Data items
::::
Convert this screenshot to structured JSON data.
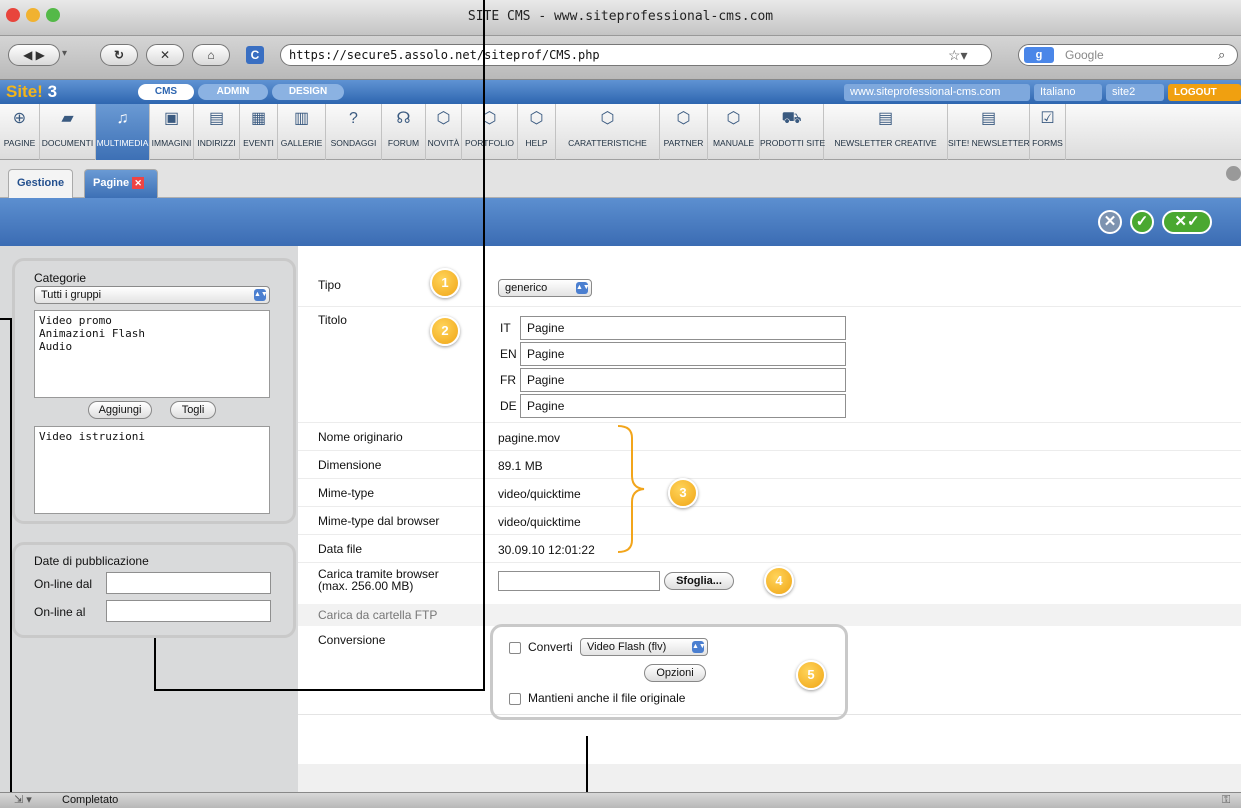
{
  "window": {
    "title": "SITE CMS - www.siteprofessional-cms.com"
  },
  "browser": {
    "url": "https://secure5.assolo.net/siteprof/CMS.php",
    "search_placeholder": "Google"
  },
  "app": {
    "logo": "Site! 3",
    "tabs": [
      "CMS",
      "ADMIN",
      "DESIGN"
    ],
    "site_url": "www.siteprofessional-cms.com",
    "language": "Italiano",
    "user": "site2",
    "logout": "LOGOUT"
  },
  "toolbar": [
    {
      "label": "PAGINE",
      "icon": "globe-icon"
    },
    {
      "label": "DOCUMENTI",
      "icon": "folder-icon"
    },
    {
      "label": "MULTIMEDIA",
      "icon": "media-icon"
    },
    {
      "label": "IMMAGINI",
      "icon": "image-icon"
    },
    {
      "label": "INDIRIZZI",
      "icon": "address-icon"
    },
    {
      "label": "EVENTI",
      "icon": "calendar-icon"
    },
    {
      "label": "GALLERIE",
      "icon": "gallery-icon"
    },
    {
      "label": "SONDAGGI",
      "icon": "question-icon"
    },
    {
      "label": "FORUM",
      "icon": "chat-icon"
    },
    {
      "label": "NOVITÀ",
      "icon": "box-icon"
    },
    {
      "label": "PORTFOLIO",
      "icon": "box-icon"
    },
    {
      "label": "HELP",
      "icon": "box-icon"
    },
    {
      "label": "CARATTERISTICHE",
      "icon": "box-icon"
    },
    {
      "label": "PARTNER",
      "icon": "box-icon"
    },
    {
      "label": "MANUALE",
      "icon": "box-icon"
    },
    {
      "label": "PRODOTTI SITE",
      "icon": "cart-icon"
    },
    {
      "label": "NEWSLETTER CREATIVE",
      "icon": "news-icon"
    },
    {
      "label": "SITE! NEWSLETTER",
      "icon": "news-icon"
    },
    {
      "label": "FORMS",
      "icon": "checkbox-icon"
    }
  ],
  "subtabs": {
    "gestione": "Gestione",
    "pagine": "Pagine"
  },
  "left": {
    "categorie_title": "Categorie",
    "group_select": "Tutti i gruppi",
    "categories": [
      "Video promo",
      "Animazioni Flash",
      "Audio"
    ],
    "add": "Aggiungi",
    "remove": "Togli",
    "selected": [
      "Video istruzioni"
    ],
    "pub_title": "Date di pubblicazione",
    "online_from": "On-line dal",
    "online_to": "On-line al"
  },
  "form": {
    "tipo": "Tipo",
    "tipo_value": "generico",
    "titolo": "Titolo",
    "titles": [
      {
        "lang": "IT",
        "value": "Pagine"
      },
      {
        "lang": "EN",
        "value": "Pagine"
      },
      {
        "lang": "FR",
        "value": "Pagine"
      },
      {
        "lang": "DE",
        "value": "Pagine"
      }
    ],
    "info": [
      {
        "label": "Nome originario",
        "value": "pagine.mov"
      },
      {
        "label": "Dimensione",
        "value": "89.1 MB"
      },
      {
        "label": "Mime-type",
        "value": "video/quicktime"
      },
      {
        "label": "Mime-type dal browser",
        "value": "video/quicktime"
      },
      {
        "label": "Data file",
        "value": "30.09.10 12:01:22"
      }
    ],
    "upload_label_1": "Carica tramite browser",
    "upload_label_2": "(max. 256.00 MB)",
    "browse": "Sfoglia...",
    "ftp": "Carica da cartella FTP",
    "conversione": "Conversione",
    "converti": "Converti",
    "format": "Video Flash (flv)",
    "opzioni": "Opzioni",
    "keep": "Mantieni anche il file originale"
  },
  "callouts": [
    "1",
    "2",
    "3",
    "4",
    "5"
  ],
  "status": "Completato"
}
::::
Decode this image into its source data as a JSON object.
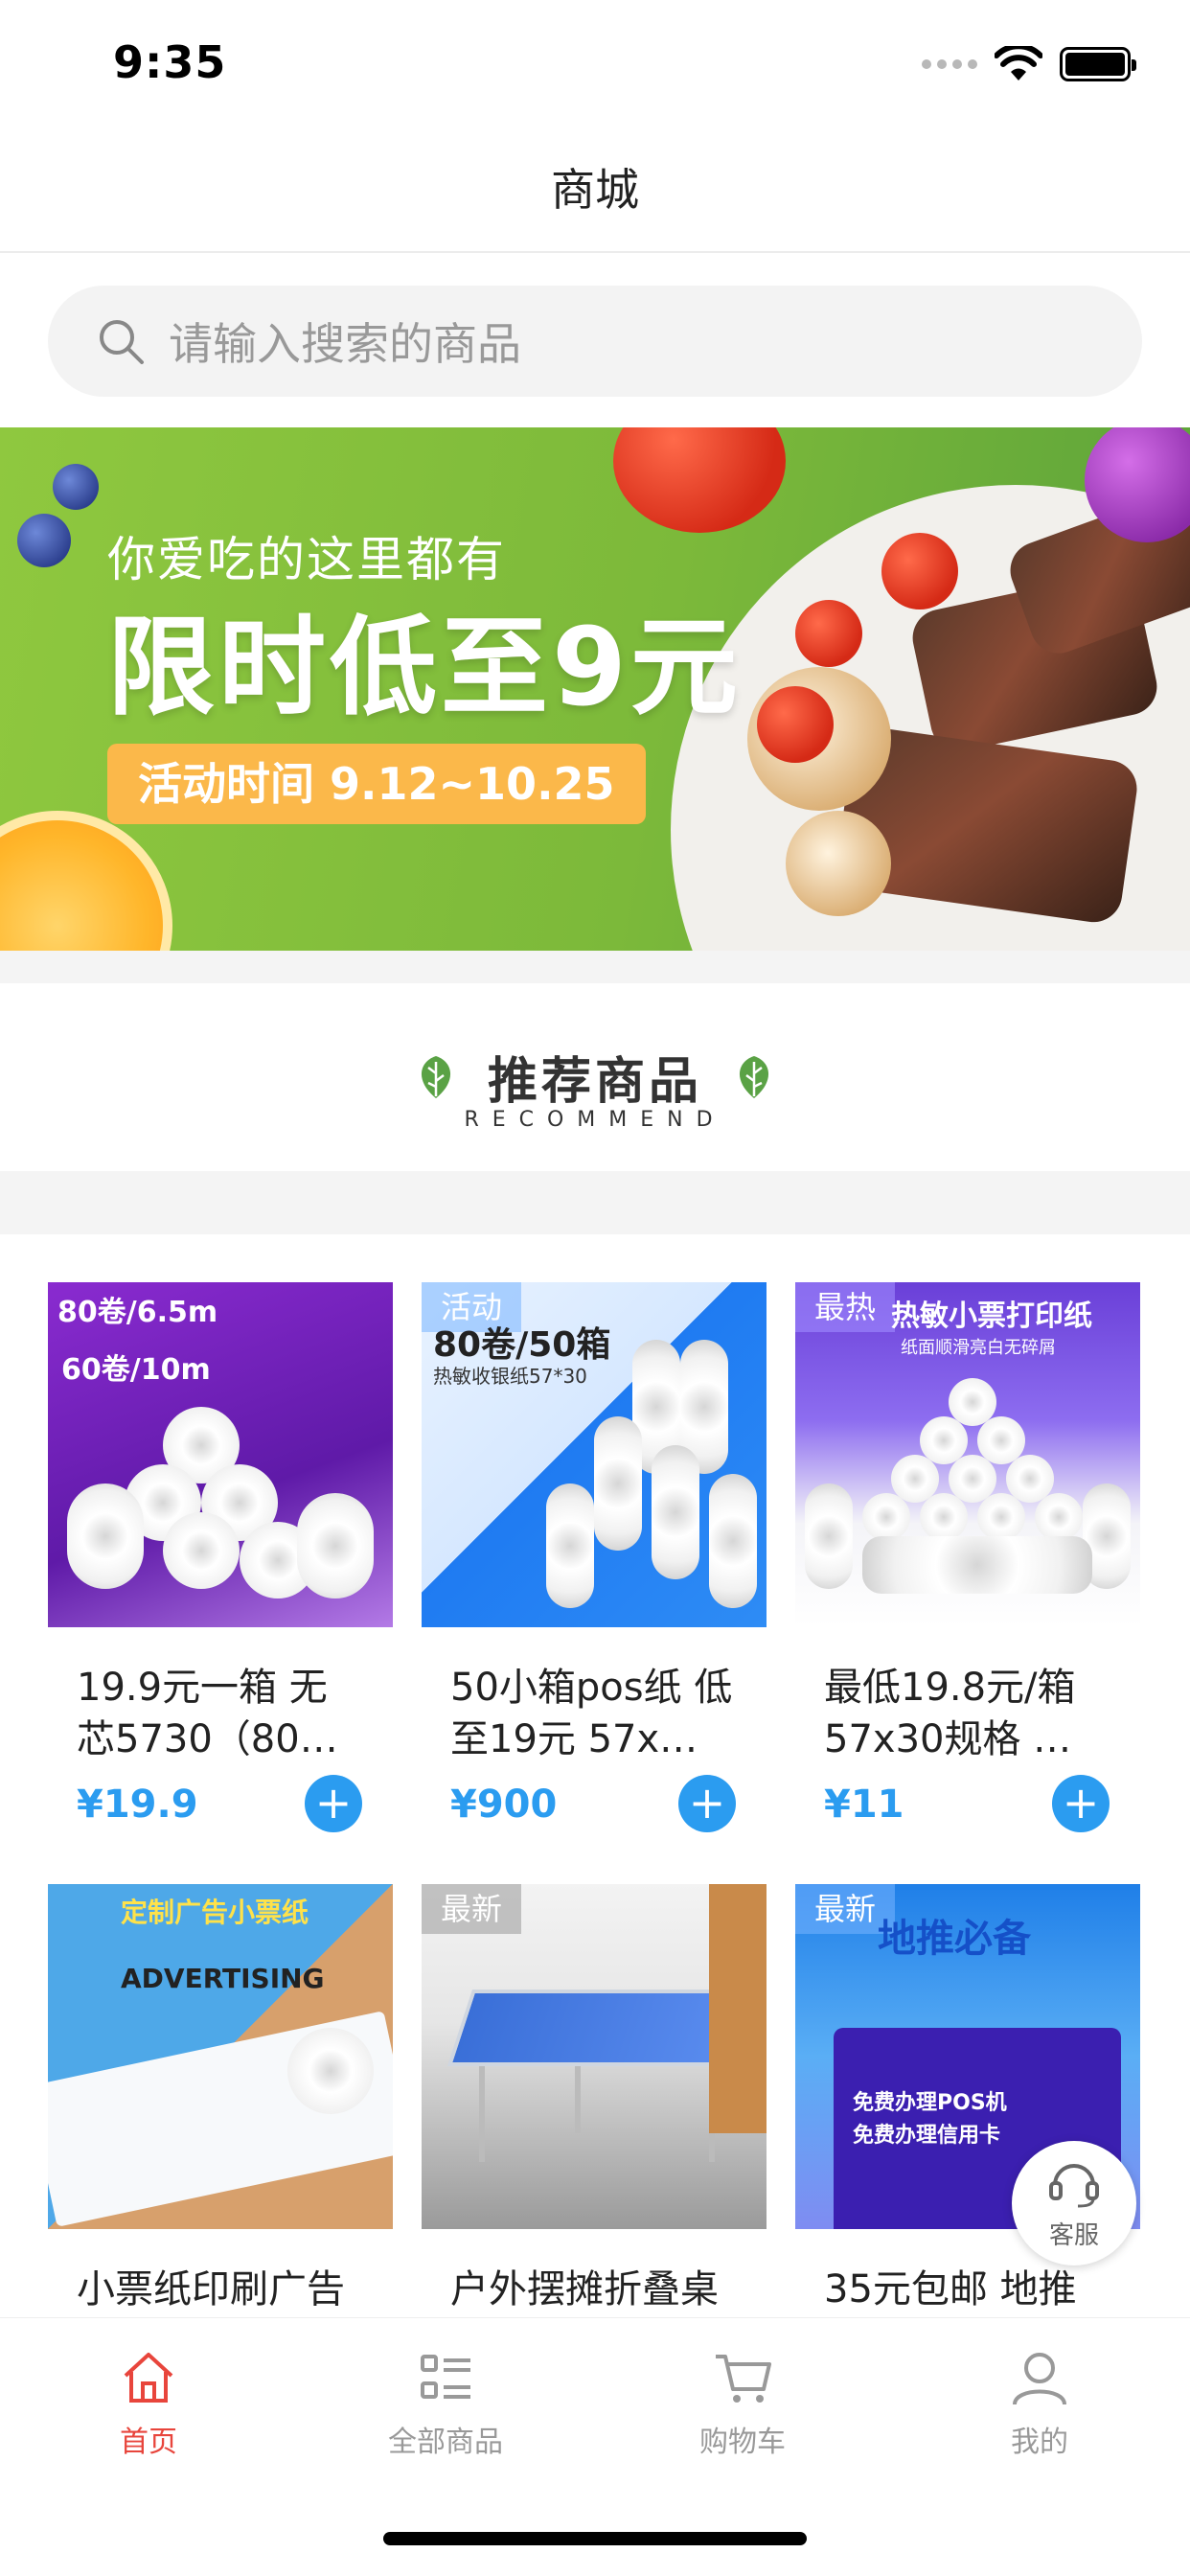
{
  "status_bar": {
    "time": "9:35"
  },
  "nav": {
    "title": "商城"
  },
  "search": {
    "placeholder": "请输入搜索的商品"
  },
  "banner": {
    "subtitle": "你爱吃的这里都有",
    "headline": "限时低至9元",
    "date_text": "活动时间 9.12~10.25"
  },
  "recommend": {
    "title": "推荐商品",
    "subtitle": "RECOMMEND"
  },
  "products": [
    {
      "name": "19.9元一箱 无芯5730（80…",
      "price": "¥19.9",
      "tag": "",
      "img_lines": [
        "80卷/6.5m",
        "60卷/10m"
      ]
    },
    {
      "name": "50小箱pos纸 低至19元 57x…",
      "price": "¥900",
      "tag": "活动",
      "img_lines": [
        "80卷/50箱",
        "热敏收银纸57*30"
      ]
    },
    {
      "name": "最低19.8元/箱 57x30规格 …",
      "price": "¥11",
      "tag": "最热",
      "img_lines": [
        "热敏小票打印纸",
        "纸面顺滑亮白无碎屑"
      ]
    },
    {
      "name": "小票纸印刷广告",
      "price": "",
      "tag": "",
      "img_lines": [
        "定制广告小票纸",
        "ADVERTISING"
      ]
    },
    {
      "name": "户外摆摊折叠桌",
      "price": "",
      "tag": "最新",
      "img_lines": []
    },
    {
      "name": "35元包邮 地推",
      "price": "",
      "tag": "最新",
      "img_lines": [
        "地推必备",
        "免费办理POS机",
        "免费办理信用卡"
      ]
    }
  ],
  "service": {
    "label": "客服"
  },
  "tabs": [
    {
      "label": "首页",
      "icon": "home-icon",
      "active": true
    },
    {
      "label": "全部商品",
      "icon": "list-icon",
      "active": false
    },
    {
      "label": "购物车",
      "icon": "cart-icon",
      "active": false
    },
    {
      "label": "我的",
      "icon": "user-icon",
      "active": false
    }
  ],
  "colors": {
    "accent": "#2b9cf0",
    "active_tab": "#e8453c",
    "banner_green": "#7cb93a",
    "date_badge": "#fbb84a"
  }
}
::::
What is required ::
Look through the entries above and report each line where the string "JSON" occurs.

Solution for this problem ::
Convert this screenshot to structured JSON data.
Decode this image into its source data as a JSON object.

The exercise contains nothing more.